::: Record set

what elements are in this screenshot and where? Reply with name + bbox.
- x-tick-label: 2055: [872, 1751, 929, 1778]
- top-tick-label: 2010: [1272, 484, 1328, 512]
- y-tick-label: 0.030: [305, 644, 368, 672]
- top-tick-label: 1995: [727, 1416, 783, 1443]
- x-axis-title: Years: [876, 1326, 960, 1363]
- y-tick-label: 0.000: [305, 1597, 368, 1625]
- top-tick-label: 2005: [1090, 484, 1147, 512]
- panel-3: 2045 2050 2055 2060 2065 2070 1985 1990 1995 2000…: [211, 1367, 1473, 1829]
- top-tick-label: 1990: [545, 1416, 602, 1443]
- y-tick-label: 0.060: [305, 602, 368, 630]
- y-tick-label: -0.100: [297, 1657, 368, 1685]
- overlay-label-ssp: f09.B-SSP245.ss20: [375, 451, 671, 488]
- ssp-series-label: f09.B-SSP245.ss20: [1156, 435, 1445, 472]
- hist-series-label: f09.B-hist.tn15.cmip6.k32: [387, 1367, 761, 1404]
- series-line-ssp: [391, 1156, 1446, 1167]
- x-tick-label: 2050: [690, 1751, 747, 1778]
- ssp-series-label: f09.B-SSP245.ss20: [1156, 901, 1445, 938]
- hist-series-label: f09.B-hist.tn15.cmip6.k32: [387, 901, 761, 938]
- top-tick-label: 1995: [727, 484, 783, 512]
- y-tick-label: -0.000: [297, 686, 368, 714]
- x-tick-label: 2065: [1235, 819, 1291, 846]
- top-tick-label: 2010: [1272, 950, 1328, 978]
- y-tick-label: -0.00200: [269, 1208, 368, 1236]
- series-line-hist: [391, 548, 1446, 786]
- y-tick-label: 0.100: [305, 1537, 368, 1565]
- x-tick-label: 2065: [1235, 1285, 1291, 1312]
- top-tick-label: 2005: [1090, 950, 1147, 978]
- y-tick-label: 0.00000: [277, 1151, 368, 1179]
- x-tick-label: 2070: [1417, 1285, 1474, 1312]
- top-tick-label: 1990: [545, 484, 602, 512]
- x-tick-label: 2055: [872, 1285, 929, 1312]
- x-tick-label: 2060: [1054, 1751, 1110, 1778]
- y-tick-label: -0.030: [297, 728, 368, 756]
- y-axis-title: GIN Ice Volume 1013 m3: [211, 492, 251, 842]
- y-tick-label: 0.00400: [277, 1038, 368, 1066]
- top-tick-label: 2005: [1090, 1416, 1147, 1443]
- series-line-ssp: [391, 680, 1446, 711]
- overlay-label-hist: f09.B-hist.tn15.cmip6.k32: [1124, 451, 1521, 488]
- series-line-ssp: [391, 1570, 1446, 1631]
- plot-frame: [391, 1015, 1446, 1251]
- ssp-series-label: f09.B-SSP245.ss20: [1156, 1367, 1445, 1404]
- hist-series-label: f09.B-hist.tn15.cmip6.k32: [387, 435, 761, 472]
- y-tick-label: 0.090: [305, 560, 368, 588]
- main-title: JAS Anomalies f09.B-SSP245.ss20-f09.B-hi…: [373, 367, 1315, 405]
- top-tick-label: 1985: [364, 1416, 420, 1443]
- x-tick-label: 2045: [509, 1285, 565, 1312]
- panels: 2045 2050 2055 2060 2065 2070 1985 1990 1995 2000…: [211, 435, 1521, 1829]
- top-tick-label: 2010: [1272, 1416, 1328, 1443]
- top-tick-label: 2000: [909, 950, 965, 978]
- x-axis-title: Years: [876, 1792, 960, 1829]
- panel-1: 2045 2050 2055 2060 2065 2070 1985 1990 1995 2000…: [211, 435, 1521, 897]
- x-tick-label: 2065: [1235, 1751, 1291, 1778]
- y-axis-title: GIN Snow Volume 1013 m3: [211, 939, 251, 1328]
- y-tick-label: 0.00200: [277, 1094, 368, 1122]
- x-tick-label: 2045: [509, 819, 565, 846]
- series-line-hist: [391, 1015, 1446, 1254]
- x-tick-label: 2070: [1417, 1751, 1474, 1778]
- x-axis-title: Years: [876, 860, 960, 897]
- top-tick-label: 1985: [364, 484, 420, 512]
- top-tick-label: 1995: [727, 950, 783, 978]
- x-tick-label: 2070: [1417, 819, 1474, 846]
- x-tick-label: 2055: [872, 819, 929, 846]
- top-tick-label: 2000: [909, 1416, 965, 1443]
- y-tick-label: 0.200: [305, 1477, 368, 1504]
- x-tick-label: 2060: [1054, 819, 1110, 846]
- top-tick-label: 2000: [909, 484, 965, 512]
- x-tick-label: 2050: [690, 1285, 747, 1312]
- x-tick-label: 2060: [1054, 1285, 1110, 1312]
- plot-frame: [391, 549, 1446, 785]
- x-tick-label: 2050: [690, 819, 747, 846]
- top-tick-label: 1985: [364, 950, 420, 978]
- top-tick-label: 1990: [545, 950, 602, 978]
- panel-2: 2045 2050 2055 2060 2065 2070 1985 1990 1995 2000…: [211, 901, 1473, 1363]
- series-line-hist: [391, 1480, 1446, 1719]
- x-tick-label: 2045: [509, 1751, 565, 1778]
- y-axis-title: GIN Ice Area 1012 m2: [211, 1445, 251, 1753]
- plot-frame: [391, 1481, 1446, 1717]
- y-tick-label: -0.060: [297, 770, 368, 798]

::::::

→ What needs to be done:
Reproduce word for word the part of the listing that opens with its first line and closes with the line containing "- series-line-ssp: [391, 1156, 1446, 1167]", including both of those lines.

→ Task output:
what elements are in this screenshot and where? Reply with name + bbox.
- x-tick-label: 2055: [872, 1751, 929, 1778]
- top-tick-label: 2010: [1272, 484, 1328, 512]
- y-tick-label: 0.030: [305, 644, 368, 672]
- top-tick-label: 1995: [727, 1416, 783, 1443]
- x-axis-title: Years: [876, 1326, 960, 1363]
- y-tick-label: 0.000: [305, 1597, 368, 1625]
- top-tick-label: 2005: [1090, 484, 1147, 512]
- panel-3: 2045 2050 2055 2060 2065 2070 1985 1990 1995 2000…: [211, 1367, 1473, 1829]
- top-tick-label: 1990: [545, 1416, 602, 1443]
- y-tick-label: 0.060: [305, 602, 368, 630]
- y-tick-label: -0.100: [297, 1657, 368, 1685]
- overlay-label-ssp: f09.B-SSP245.ss20: [375, 451, 671, 488]
- ssp-series-label: f09.B-SSP245.ss20: [1156, 435, 1445, 472]
- hist-series-label: f09.B-hist.tn15.cmip6.k32: [387, 1367, 761, 1404]
- series-line-ssp: [391, 1156, 1446, 1167]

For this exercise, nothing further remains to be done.